Identify and reproduce every line holding the string "content".

[A run of records]
........
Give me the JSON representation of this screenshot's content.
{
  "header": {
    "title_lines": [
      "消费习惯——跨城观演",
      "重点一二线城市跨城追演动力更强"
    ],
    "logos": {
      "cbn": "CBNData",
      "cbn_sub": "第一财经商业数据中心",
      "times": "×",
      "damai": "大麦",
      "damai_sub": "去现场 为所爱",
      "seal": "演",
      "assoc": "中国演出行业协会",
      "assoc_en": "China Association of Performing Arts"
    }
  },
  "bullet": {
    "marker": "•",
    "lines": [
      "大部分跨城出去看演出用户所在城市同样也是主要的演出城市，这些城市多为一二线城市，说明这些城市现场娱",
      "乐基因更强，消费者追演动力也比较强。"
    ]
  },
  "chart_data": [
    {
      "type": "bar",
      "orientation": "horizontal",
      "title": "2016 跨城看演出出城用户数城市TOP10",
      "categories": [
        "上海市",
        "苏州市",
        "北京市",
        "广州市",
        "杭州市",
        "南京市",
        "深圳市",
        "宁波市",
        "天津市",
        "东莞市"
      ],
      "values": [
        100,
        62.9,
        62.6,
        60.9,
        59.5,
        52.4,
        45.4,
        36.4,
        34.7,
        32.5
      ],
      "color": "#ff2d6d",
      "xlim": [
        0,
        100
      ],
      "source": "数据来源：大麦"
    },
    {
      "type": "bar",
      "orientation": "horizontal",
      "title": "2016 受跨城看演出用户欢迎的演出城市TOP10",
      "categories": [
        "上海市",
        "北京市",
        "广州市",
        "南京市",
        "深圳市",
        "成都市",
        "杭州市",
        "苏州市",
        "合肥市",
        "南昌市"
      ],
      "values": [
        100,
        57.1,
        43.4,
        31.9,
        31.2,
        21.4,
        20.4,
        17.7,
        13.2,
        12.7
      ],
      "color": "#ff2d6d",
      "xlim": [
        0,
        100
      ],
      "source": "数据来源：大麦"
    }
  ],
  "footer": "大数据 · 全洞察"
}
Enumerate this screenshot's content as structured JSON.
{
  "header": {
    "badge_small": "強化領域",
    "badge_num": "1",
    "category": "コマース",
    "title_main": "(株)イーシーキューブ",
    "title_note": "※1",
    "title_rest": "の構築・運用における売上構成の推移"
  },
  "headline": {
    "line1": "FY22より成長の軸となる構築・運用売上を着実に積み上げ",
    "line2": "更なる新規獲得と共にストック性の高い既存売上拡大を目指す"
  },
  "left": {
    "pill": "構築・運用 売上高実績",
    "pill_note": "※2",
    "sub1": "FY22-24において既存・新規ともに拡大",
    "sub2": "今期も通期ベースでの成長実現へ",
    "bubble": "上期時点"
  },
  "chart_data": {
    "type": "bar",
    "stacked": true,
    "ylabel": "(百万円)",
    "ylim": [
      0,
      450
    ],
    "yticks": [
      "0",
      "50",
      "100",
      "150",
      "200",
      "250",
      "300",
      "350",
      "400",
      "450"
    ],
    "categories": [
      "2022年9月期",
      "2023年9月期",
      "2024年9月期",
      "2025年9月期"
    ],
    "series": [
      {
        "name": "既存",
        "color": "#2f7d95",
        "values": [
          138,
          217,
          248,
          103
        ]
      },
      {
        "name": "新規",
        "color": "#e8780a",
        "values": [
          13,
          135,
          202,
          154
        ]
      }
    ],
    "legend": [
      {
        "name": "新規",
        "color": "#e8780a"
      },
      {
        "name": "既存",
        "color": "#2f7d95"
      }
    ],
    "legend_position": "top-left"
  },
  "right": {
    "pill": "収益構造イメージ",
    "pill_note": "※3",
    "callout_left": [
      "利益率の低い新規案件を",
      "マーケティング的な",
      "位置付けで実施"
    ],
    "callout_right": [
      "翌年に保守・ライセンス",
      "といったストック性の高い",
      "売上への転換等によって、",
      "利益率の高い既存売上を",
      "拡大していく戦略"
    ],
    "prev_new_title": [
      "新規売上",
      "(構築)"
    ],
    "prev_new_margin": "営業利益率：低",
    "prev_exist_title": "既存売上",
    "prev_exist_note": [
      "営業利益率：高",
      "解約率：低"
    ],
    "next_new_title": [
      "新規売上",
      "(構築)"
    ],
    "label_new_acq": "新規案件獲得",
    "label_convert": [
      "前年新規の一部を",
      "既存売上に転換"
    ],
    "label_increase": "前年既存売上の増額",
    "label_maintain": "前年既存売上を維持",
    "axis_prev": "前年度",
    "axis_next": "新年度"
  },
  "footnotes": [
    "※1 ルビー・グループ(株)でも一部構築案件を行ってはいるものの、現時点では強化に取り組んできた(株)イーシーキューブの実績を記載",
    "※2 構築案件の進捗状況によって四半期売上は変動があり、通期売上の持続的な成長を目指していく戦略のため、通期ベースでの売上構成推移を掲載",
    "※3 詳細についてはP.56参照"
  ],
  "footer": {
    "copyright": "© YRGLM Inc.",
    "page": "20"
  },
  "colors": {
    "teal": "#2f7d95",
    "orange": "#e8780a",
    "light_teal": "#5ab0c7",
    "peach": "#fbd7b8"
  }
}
........
▸ Output for this exercise
Give me the JSON representation of this screenshot's content.
Enumerate this screenshot's content as structured JSON.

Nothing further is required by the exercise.